Begin Material provided

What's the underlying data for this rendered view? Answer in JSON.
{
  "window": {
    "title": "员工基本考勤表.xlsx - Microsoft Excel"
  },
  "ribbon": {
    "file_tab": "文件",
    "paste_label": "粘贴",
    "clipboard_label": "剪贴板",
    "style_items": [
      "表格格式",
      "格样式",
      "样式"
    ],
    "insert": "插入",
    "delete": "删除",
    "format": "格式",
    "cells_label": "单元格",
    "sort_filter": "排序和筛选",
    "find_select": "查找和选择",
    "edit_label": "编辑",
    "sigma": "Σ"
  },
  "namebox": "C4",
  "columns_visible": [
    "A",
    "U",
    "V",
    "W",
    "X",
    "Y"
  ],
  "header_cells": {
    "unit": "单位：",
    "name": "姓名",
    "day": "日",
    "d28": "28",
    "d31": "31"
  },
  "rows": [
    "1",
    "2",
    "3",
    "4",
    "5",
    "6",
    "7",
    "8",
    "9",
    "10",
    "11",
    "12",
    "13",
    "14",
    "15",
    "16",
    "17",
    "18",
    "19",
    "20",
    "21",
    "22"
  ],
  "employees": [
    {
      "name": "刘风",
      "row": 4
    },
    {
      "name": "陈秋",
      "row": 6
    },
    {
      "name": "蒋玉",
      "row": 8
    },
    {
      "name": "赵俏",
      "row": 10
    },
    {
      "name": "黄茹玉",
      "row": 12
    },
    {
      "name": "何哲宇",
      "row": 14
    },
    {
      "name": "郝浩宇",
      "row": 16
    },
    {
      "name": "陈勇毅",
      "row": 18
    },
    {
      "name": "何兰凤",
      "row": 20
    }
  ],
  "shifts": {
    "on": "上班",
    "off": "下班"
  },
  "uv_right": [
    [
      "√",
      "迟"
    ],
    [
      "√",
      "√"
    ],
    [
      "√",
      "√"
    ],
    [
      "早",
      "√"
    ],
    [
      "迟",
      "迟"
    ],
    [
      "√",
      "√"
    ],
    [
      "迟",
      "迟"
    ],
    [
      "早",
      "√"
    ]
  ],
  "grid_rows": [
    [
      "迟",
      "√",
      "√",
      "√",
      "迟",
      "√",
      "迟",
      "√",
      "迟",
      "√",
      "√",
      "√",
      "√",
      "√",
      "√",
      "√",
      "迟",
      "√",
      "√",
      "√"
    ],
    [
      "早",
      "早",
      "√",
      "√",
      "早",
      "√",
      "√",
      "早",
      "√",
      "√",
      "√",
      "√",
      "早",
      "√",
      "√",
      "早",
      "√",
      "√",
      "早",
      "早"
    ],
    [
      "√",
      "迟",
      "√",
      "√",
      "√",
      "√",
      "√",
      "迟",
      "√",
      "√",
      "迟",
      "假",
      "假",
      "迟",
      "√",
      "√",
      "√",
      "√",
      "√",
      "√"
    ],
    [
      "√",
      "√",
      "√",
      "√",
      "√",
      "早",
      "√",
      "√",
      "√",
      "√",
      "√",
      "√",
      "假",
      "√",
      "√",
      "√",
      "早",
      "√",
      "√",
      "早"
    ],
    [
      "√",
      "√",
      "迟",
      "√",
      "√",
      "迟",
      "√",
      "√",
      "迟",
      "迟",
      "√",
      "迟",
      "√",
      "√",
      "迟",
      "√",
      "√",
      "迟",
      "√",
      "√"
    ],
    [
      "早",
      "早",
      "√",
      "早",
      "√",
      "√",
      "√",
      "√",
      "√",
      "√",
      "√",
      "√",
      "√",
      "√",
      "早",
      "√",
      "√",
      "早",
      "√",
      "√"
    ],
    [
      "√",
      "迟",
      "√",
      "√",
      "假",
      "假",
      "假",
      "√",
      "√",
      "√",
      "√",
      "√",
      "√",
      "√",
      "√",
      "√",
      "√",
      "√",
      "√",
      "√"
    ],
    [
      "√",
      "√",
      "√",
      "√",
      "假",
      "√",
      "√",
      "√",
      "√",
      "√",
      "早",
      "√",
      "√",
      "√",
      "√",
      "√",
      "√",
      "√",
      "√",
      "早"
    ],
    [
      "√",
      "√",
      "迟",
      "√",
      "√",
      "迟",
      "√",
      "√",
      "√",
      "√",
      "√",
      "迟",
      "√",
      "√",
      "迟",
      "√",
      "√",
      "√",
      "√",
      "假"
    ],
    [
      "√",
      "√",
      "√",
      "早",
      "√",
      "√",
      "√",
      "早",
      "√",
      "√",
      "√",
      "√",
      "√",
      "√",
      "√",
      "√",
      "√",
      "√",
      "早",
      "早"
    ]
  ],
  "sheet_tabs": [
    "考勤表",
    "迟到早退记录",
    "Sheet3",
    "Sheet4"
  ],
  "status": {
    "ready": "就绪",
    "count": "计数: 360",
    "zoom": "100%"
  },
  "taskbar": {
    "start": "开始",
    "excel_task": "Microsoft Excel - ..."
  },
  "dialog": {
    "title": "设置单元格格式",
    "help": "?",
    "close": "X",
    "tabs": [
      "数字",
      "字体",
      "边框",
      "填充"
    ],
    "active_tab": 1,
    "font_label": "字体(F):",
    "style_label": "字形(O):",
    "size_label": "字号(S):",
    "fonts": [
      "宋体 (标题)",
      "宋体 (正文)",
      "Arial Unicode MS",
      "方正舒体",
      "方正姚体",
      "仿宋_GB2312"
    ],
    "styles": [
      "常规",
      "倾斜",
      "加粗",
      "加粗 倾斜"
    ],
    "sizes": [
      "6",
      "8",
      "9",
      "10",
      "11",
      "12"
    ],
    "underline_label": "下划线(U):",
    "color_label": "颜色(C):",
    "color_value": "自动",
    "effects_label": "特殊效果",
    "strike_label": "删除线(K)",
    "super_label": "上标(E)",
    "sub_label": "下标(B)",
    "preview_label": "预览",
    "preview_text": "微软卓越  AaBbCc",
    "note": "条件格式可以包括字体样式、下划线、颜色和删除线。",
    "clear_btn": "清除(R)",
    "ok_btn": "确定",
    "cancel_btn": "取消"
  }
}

End Material provided

**What you have to do**
Output the records verbatim, from the first line to the last.

**Answer for the task**
What's the underlying data for this rendered view? Answer in JSON.
{
  "window": {
    "title": "员工基本考勤表.xlsx - Microsoft Excel"
  },
  "ribbon": {
    "file_tab": "文件",
    "paste_label": "粘贴",
    "clipboard_label": "剪贴板",
    "style_items": [
      "表格格式",
      "格样式",
      "样式"
    ],
    "insert": "插入",
    "delete": "删除",
    "format": "格式",
    "cells_label": "单元格",
    "sort_filter": "排序和筛选",
    "find_select": "查找和选择",
    "edit_label": "编辑",
    "sigma": "Σ"
  },
  "namebox": "C4",
  "columns_visible": [
    "A",
    "U",
    "V",
    "W",
    "X",
    "Y"
  ],
  "header_cells": {
    "unit": "单位：",
    "name": "姓名",
    "day": "日",
    "d28": "28",
    "d31": "31"
  },
  "rows": [
    "1",
    "2",
    "3",
    "4",
    "5",
    "6",
    "7",
    "8",
    "9",
    "10",
    "11",
    "12",
    "13",
    "14",
    "15",
    "16",
    "17",
    "18",
    "19",
    "20",
    "21",
    "22"
  ],
  "employees": [
    {
      "name": "刘风",
      "row": 4
    },
    {
      "name": "陈秋",
      "row": 6
    },
    {
      "name": "蒋玉",
      "row": 8
    },
    {
      "name": "赵俏",
      "row": 10
    },
    {
      "name": "黄茹玉",
      "row": 12
    },
    {
      "name": "何哲宇",
      "row": 14
    },
    {
      "name": "郝浩宇",
      "row": 16
    },
    {
      "name": "陈勇毅",
      "row": 18
    },
    {
      "name": "何兰凤",
      "row": 20
    }
  ],
  "shifts": {
    "on": "上班",
    "off": "下班"
  },
  "uv_right": [
    [
      "√",
      "迟"
    ],
    [
      "√",
      "√"
    ],
    [
      "√",
      "√"
    ],
    [
      "早",
      "√"
    ],
    [
      "迟",
      "迟"
    ],
    [
      "√",
      "√"
    ],
    [
      "迟",
      "迟"
    ],
    [
      "早",
      "√"
    ]
  ],
  "grid_rows": [
    [
      "迟",
      "√",
      "√",
      "√",
      "迟",
      "√",
      "迟",
      "√",
      "迟",
      "√",
      "√",
      "√",
      "√",
      "√",
      "√",
      "√",
      "迟",
      "√",
      "√",
      "√"
    ],
    [
      "早",
      "早",
      "√",
      "√",
      "早",
      "√",
      "√",
      "早",
      "√",
      "√",
      "√",
      "√",
      "早",
      "√",
      "√",
      "早",
      "√",
      "√",
      "早",
      "早"
    ],
    [
      "√",
      "迟",
      "√",
      "√",
      "√",
      "√",
      "√",
      "迟",
      "√",
      "√",
      "迟",
      "假",
      "假",
      "迟",
      "√",
      "√",
      "√",
      "√",
      "√",
      "√"
    ],
    [
      "√",
      "√",
      "√",
      "√",
      "√",
      "早",
      "√",
      "√",
      "√",
      "√",
      "√",
      "√",
      "假",
      "√",
      "√",
      "√",
      "早",
      "√",
      "√",
      "早"
    ],
    [
      "√",
      "√",
      "迟",
      "√",
      "√",
      "迟",
      "√",
      "√",
      "迟",
      "迟",
      "√",
      "迟",
      "√",
      "√",
      "迟",
      "√",
      "√",
      "迟",
      "√",
      "√"
    ],
    [
      "早",
      "早",
      "√",
      "早",
      "√",
      "√",
      "√",
      "√",
      "√",
      "√",
      "√",
      "√",
      "√",
      "√",
      "早",
      "√",
      "√",
      "早",
      "√",
      "√"
    ],
    [
      "√",
      "迟",
      "√",
      "√",
      "假",
      "假",
      "假",
      "√",
      "√",
      "√",
      "√",
      "√",
      "√",
      "√",
      "√",
      "√",
      "√",
      "√",
      "√",
      "√"
    ],
    [
      "√",
      "√",
      "√",
      "√",
      "假",
      "√",
      "√",
      "√",
      "√",
      "√",
      "早",
      "√",
      "√",
      "√",
      "√",
      "√",
      "√",
      "√",
      "√",
      "早"
    ],
    [
      "√",
      "√",
      "迟",
      "√",
      "√",
      "迟",
      "√",
      "√",
      "√",
      "√",
      "√",
      "迟",
      "√",
      "√",
      "迟",
      "√",
      "√",
      "√",
      "√",
      "假"
    ],
    [
      "√",
      "√",
      "√",
      "早",
      "√",
      "√",
      "√",
      "早",
      "√",
      "√",
      "√",
      "√",
      "√",
      "√",
      "√",
      "√",
      "√",
      "√",
      "早",
      "早"
    ]
  ],
  "sheet_tabs": [
    "考勤表",
    "迟到早退记录",
    "Sheet3",
    "Sheet4"
  ],
  "status": {
    "ready": "就绪",
    "count": "计数: 360",
    "zoom": "100%"
  },
  "taskbar": {
    "start": "开始",
    "excel_task": "Microsoft Excel - ..."
  },
  "dialog": {
    "title": "设置单元格格式",
    "help": "?",
    "close": "X",
    "tabs": [
      "数字",
      "字体",
      "边框",
      "填充"
    ],
    "active_tab": 1,
    "font_label": "字体(F):",
    "style_label": "字形(O):",
    "size_label": "字号(S):",
    "fonts": [
      "宋体 (标题)",
      "宋体 (正文)",
      "Arial Unicode MS",
      "方正舒体",
      "方正姚体",
      "仿宋_GB2312"
    ],
    "styles": [
      "常规",
      "倾斜",
      "加粗",
      "加粗 倾斜"
    ],
    "sizes": [
      "6",
      "8",
      "9",
      "10",
      "11",
      "12"
    ],
    "underline_label": "下划线(U):",
    "color_label": "颜色(C):",
    "color_value": "自动",
    "effects_label": "特殊效果",
    "strike_label": "删除线(K)",
    "super_label": "上标(E)",
    "sub_label": "下标(B)",
    "preview_label": "预览",
    "preview_text": "微软卓越  AaBbCc",
    "note": "条件格式可以包括字体样式、下划线、颜色和删除线。",
    "clear_btn": "清除(R)",
    "ok_btn": "确定",
    "cancel_btn": "取消"
  }
}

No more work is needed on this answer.